TASK:
Omit the images, then output each of the records below exactly.

DATA FOR THIS EXERCISE:
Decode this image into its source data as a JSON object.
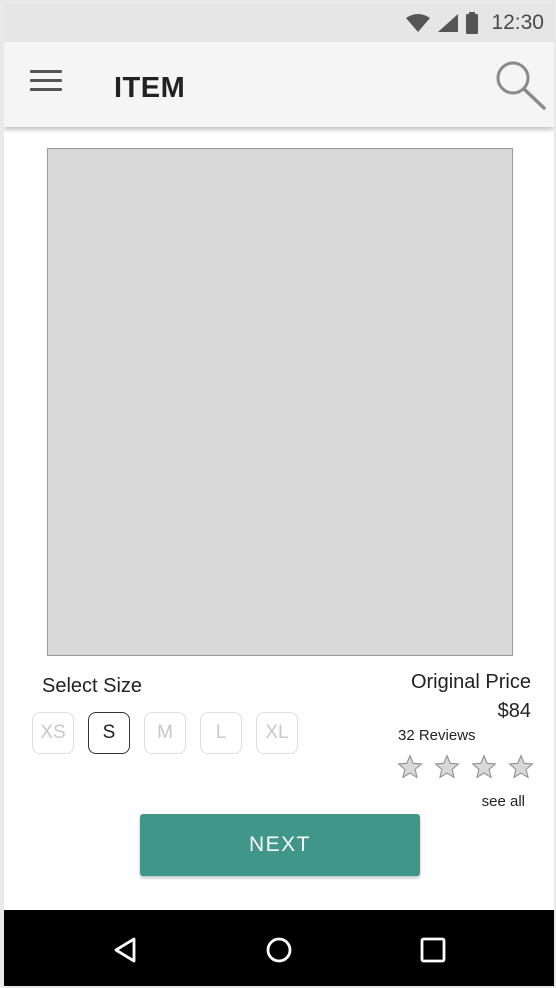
{
  "status_bar": {
    "time": "12:30",
    "icons": [
      "wifi-icon",
      "signal-icon",
      "battery-icon"
    ]
  },
  "app_bar": {
    "title": "ITEM",
    "menu_icon": "menu-icon",
    "search_icon": "search-icon"
  },
  "product": {
    "select_size_label": "Select Size",
    "sizes": [
      "XS",
      "S",
      "M",
      "L",
      "XL"
    ],
    "selected_size": "S",
    "original_price_label": "Original Price",
    "price": "$84",
    "reviews_label": "32 Reviews",
    "rating_stars_shown": 4,
    "see_all_label": "see all"
  },
  "actions": {
    "next_label": "NEXT"
  },
  "nav_bar": {
    "icons": [
      "back-icon",
      "home-icon",
      "recents-icon"
    ]
  },
  "colors": {
    "accent": "#41968a",
    "app_bar_bg": "#f5f5f5",
    "status_bar_bg": "#e6e6e6",
    "placeholder_bg": "#d9d9d9",
    "nav_bar_bg": "#000000"
  }
}
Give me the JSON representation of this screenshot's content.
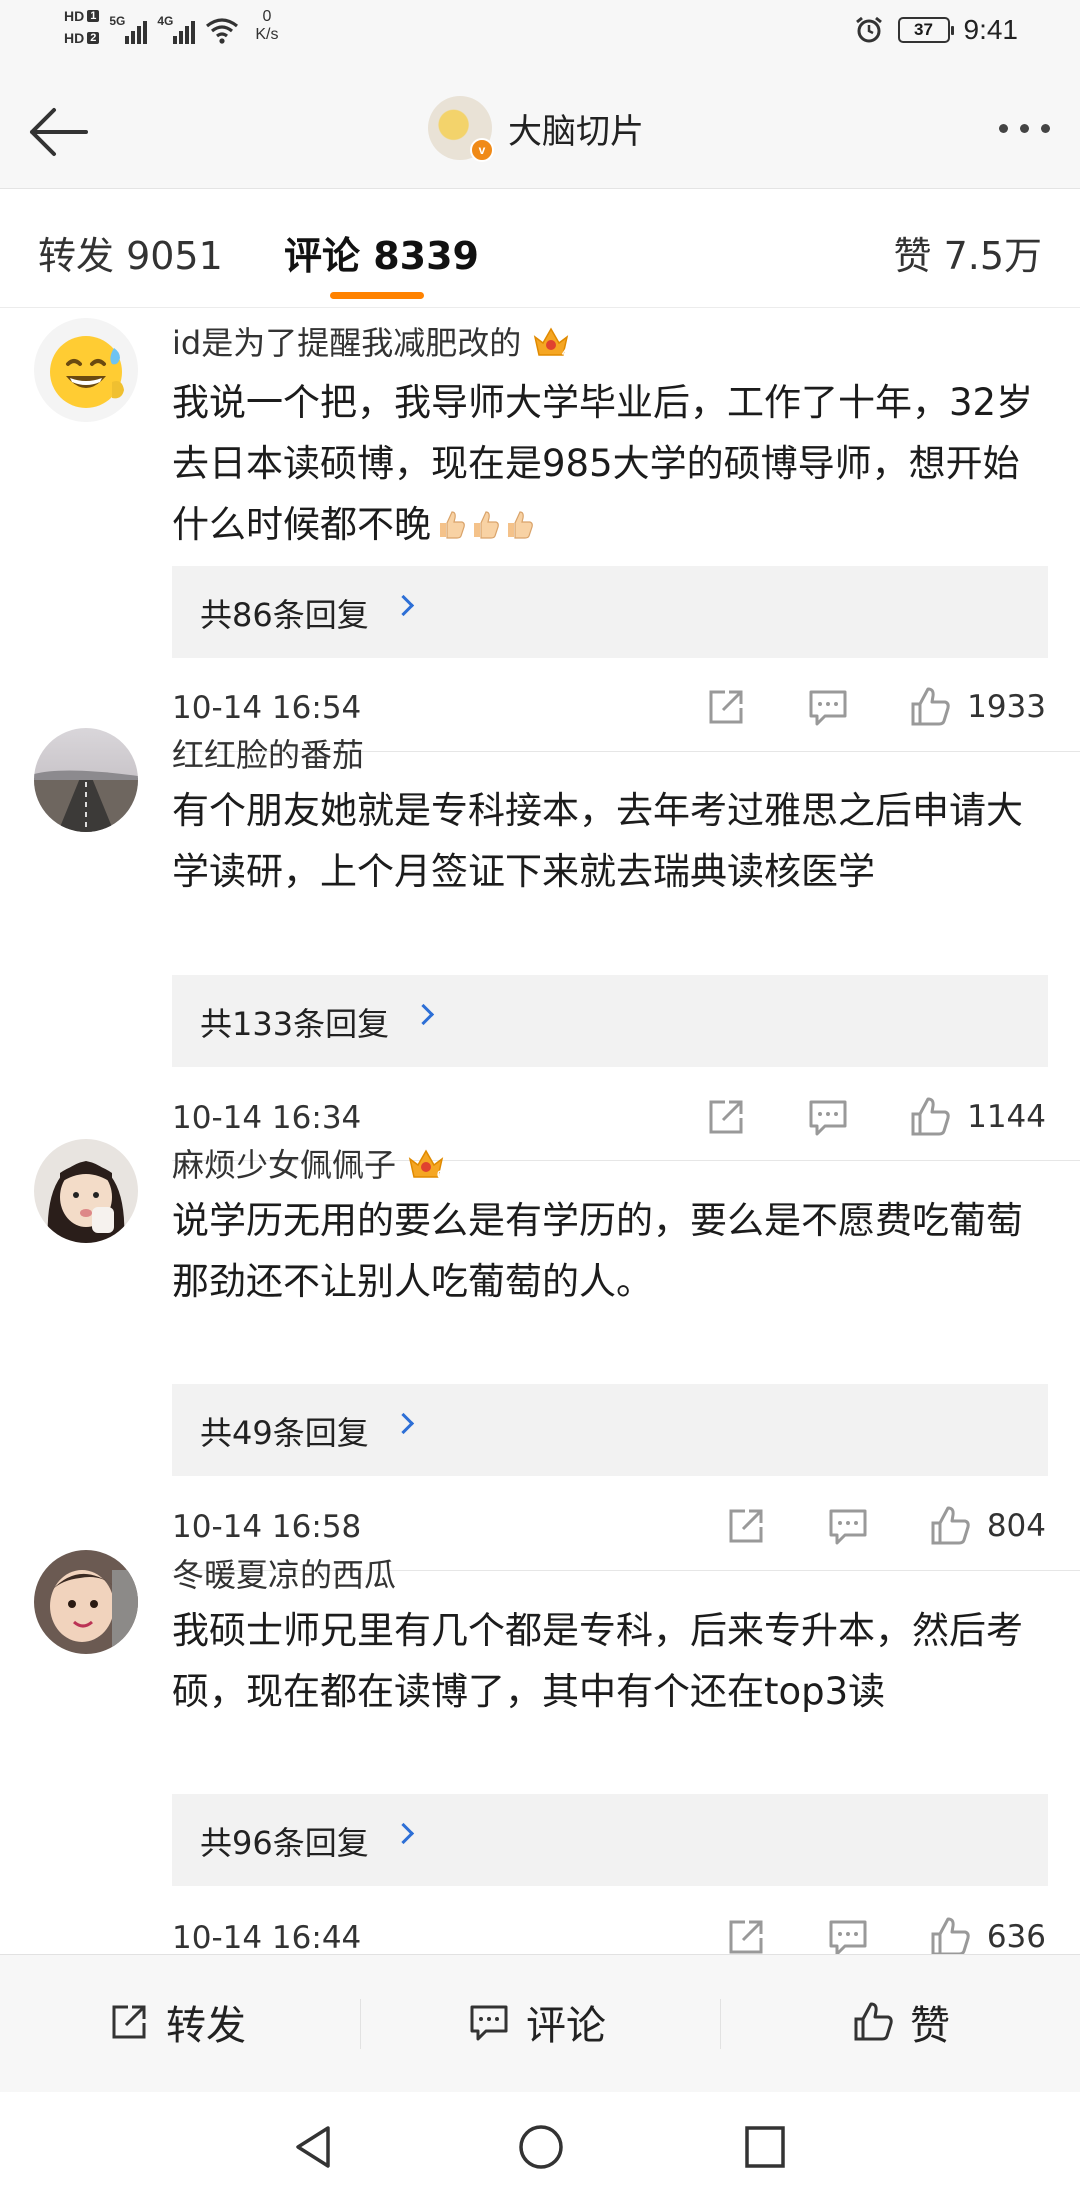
{
  "status_bar": {
    "hd1": "HD",
    "hd1_n": "1",
    "hd2": "HD",
    "hd2_n": "2",
    "sig1": "5G",
    "sig2": "4G",
    "net_speed": "0",
    "net_unit": "K/s",
    "battery": "37",
    "time": "9:41"
  },
  "header": {
    "title": "大脑切片",
    "verified": "v"
  },
  "tabs": {
    "repost": "转发 9051",
    "comments": "评论 8339",
    "likes": "赞 7.5万"
  },
  "comments": [
    {
      "user": "id是为了提醒我减肥改的",
      "crown_level": "4",
      "text": "我说一个把，我导师大学毕业后，工作了十年，32岁去日本读硕博，现在是985大学的硕博导师，想开始什么时候都不晚",
      "emoji_count": 3,
      "replies": "共86条回复",
      "time": "10-14 16:54",
      "likes": "1933"
    },
    {
      "user": "红红脸的番茄",
      "text": "有个朋友她就是专科接本，去年考过雅思之后申请大学读研，上个月签证下来就去瑞典读核医学",
      "replies": "共133条回复",
      "time": "10-14 16:34",
      "likes": "1144"
    },
    {
      "user": "麻烦少女佩佩子",
      "crown_level": "6",
      "text": "说学历无用的要么是有学历的，要么是不愿费吃葡萄那劲还不让别人吃葡萄的人。",
      "replies": "共49条回复",
      "time": "10-14 16:58",
      "likes": "804"
    },
    {
      "user": "冬暖夏凉的西瓜",
      "text": "我硕士师兄里有几个都是专科，后来专升本，然后考硕，现在都在读博了，其中有个还在top3读",
      "replies": "共96条回复",
      "time": "10-14 16:44",
      "likes": "636"
    }
  ],
  "toolbar": {
    "repost": "转发",
    "comment": "评论",
    "like": "赞"
  },
  "colors": {
    "accent": "#ff8200",
    "link": "#2d6fd6",
    "reply_bg": "#f2f2f2"
  }
}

COMPLETE OUTPUT:
Decode this image into its source data as a JSON object.
{
  "status_bar": {
    "time": "12:30",
    "icons": [
      "wifi-icon",
      "signal-icon",
      "battery-icon"
    ]
  },
  "app_bar": {
    "title": "ITEM",
    "menu_icon": "menu-icon",
    "search_icon": "search-icon"
  },
  "product": {
    "select_size_label": "Select Size",
    "sizes": [
      "XS",
      "S",
      "M",
      "L",
      "XL"
    ],
    "selected_size": "S",
    "original_price_label": "Original Price",
    "price": "$84",
    "reviews_label": "32 Reviews",
    "rating_stars_shown": 4,
    "see_all_label": "see all"
  },
  "actions": {
    "next_label": "NEXT"
  },
  "nav_bar": {
    "icons": [
      "back-icon",
      "home-icon",
      "recents-icon"
    ]
  },
  "colors": {
    "accent": "#41968a",
    "app_bar_bg": "#f5f5f5",
    "status_bar_bg": "#e6e6e6",
    "placeholder_bg": "#d9d9d9",
    "nav_bar_bg": "#000000"
  }
}
Give me the JSON representation of this screenshot's content.
{
  "status_bar": {
    "hd1": "HD",
    "hd1_n": "1",
    "hd2": "HD",
    "hd2_n": "2",
    "sig1": "5G",
    "sig2": "4G",
    "net_speed": "0",
    "net_unit": "K/s",
    "battery": "37",
    "time": "9:41"
  },
  "header": {
    "title": "大脑切片",
    "verified": "v"
  },
  "tabs": {
    "repost": "转发 9051",
    "comments": "评论 8339",
    "likes": "赞 7.5万"
  },
  "comments": [
    {
      "user": "id是为了提醒我减肥改的",
      "crown_level": "4",
      "text": "我说一个把，我导师大学毕业后，工作了十年，32岁去日本读硕博，现在是985大学的硕博导师，想开始什么时候都不晚",
      "emoji_count": 3,
      "replies": "共86条回复",
      "time": "10-14 16:54",
      "likes": "1933"
    },
    {
      "user": "红红脸的番茄",
      "text": "有个朋友她就是专科接本，去年考过雅思之后申请大学读研，上个月签证下来就去瑞典读核医学",
      "replies": "共133条回复",
      "time": "10-14 16:34",
      "likes": "1144"
    },
    {
      "user": "麻烦少女佩佩子",
      "crown_level": "6",
      "text": "说学历无用的要么是有学历的，要么是不愿费吃葡萄那劲还不让别人吃葡萄的人。",
      "replies": "共49条回复",
      "time": "10-14 16:58",
      "likes": "804"
    },
    {
      "user": "冬暖夏凉的西瓜",
      "text": "我硕士师兄里有几个都是专科，后来专升本，然后考硕，现在都在读博了，其中有个还在top3读",
      "replies": "共96条回复",
      "time": "10-14 16:44",
      "likes": "636"
    }
  ],
  "toolbar": {
    "repost": "转发",
    "comment": "评论",
    "like": "赞"
  },
  "colors": {
    "accent": "#ff8200",
    "link": "#2d6fd6",
    "reply_bg": "#f2f2f2"
  }
}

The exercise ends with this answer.